Text for analysis: Begin

Relevance: To understand the impact of the Pandemic on mental health

Synopsis: Indian Council of Medical Research (ICMR) report highlighted the impact on mental health by the pandemic. This needs a robust multi-stakeholder response at the central, state and local levels.

Introduction

India’s response to disasters is reasonably good. But this is confined to visible damage and relief like providing houses, food grains or compensation.

What is often ignored is the invisible mental damage done to individuals. It is often confined to providing helplines.

Crisis phases:

Every disaster can be classified into pre-impact phase, impact phase and post-impact phase. Not every disaster may have a pre-impact phase, but the impact and post-impact phase will remain.

Covid pandemic is unique since the impact phase has lasted 14 months and has nearly impacted every one, in some way or the other. Survey back up this fact by revealing the prevalence of emotional disturbances.

Indian Scenario:

ICMR 2019 study revealed that 1/7 Indians is mentally ill. It identified that about 20 crore Indians need treatment.

National Crime Record Bureau (NCRB) 2019 study revealed that one out of 3 people who committed suicide were torn by family problems.

Nearly 1/4th of people losing lives from self-damage are daily wage labourers.

Text for analysis: End
Study material: Begin

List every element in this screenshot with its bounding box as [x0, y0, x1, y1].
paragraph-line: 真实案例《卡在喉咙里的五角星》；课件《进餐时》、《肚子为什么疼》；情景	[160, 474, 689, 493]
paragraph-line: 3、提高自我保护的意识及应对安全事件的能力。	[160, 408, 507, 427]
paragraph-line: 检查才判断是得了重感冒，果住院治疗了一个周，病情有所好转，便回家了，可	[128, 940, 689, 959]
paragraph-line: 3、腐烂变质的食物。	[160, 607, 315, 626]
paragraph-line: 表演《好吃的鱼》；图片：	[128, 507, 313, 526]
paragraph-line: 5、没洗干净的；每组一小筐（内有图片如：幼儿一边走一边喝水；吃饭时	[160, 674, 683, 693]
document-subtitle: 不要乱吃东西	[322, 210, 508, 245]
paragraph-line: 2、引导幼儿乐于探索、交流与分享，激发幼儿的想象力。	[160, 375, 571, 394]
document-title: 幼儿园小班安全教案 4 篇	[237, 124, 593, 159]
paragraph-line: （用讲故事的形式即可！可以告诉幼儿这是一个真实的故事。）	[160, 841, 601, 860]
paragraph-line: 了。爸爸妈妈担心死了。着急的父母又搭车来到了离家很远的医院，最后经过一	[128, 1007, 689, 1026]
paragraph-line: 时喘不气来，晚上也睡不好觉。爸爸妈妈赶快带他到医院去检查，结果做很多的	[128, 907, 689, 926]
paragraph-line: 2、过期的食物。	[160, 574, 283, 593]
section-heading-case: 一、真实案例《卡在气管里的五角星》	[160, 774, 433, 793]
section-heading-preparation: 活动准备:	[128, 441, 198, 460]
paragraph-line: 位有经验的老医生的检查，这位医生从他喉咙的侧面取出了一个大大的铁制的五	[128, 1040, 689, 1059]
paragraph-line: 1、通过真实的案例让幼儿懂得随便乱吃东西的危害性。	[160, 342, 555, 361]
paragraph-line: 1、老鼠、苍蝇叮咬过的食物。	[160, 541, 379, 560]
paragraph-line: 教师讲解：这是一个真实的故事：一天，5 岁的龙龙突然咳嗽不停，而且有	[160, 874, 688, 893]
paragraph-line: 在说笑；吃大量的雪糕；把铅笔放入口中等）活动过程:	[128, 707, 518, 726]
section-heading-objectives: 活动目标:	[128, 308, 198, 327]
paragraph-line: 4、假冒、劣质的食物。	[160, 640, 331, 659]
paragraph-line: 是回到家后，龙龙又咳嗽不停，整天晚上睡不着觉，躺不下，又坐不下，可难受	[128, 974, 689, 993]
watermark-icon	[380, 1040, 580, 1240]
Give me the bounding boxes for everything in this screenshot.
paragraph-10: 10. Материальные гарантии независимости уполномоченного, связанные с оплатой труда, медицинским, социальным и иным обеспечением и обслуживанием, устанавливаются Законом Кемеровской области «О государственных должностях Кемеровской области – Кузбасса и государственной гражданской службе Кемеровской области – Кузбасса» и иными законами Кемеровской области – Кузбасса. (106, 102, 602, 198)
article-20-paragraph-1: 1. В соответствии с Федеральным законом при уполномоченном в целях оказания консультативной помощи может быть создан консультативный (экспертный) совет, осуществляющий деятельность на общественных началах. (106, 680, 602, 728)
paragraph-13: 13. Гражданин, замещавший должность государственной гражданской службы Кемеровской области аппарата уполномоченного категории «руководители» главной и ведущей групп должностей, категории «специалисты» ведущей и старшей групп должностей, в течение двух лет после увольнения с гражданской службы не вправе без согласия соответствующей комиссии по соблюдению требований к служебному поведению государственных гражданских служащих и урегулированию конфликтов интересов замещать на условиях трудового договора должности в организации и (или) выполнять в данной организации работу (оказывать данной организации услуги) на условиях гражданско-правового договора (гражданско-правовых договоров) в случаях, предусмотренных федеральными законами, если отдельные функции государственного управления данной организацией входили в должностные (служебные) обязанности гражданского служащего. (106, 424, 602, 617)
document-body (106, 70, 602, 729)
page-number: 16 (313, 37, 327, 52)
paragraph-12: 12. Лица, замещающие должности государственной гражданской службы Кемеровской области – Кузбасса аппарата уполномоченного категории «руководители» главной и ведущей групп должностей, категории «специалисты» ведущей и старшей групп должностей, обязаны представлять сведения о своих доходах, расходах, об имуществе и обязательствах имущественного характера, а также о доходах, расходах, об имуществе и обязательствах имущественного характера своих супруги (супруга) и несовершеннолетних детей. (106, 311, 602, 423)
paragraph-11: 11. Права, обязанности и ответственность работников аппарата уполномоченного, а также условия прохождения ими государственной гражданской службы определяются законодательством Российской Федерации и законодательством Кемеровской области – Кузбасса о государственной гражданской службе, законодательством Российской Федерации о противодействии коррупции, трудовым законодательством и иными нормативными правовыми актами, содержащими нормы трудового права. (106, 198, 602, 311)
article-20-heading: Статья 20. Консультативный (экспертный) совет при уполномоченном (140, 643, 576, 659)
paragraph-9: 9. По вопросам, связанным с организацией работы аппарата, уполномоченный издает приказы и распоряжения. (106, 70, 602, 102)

Study material: End

**Directions**
Reproduce the passage of the text on the pandemic and mental health from "What is often" to "by family problems.". The listing has no connection to the text on the pandemic and mental health.

**Written answer**
What is often ignored is the invisible mental damage done to individuals. It is often confined to providing helplines.

Crisis phases:

Every disaster can be classified into pre-impact phase, impact phase and post-impact phase. Not every disaster may have a pre-impact phase, but the impact and post-impact phase will remain.

Covid pandemic is unique since the impact phase has lasted 14 months and has nearly impacted every one, in some way or the other. Survey back up this fact by revealing the prevalence of emotional disturbances.

Indian Scenario:

ICMR 2019 study revealed that 1/7 Indians is mentally ill. It identified that about 20 crore Indians need treatment.

National Crime Record Bureau (NCRB) 2019 study revealed that one out of 3 people who committed suicide were torn by family problems.